Search the entries below. Return every line that has "CMYK" in it.

::: Provided information :::

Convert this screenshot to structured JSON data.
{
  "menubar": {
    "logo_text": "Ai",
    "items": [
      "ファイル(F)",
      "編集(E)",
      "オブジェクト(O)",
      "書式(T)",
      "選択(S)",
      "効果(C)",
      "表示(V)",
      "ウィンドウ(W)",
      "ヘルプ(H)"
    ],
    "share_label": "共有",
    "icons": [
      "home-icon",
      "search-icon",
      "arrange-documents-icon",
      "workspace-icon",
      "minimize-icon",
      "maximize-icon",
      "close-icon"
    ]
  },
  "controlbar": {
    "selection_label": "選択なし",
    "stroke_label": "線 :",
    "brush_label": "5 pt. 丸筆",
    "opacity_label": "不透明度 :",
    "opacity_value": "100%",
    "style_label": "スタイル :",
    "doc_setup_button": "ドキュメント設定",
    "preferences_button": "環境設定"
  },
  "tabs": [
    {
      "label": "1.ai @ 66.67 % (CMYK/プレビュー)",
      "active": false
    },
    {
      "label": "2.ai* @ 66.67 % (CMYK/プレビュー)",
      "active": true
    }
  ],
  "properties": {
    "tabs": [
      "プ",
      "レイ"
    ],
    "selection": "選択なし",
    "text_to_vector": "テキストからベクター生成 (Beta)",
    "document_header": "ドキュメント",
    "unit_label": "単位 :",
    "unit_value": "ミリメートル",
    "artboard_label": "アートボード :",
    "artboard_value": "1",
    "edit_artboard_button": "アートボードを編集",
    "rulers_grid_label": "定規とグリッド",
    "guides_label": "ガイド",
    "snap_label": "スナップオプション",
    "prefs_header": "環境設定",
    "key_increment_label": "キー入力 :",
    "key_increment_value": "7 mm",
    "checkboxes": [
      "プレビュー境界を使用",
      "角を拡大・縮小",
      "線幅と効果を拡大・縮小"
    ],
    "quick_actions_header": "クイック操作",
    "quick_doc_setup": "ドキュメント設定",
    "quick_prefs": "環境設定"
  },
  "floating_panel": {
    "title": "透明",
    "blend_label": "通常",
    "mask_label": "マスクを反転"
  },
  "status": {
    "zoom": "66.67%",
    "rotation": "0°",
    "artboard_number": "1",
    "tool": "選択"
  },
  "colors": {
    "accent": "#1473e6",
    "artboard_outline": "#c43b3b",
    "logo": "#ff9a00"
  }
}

:::

Output of the task
      "label": "1.ai @ 66.67 % (CMYK/プレビュー)",
      "label": "2.ai* @ 66.67 % (CMYK/プレビュー)",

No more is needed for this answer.